>>>

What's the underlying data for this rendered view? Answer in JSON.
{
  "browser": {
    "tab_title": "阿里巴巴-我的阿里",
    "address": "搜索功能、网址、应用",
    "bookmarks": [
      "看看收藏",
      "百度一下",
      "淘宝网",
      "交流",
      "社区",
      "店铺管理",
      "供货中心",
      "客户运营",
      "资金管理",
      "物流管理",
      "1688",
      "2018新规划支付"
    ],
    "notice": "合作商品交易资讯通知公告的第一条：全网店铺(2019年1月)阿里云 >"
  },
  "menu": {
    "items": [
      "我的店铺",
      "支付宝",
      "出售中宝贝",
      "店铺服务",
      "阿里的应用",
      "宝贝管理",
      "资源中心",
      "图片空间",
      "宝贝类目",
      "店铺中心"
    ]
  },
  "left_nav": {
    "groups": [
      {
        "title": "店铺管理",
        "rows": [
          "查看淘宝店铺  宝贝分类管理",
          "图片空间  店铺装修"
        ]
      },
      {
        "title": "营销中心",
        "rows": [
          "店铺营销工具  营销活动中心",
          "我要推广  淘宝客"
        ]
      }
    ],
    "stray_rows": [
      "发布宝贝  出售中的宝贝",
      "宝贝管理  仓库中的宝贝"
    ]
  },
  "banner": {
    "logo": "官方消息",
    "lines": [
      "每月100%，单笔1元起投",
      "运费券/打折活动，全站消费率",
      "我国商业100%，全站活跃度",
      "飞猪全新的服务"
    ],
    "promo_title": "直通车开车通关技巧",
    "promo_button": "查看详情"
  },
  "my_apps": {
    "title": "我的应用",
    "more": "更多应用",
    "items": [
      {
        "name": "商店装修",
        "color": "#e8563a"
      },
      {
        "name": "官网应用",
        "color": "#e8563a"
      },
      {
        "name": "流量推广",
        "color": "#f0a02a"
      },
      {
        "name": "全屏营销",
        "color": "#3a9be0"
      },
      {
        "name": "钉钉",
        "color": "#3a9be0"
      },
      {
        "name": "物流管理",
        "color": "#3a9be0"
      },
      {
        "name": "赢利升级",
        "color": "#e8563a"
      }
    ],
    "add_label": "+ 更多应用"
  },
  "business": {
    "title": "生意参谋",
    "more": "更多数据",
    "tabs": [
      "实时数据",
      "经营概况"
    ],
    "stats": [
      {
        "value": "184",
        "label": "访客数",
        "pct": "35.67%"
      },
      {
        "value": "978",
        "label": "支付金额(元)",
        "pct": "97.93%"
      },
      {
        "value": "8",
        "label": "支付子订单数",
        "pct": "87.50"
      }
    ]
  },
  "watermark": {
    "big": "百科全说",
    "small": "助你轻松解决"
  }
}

<<<

_Directions_
In the entries above, find each line with the string "name" and copy it.

_The reply_
        "name": "商店装修",
        "name": "官网应用",
        "name": "流量推广",
        "name": "全屏营销",
        "name": "钉钉",
        "name": "物流管理",
        "name": "赢利升级",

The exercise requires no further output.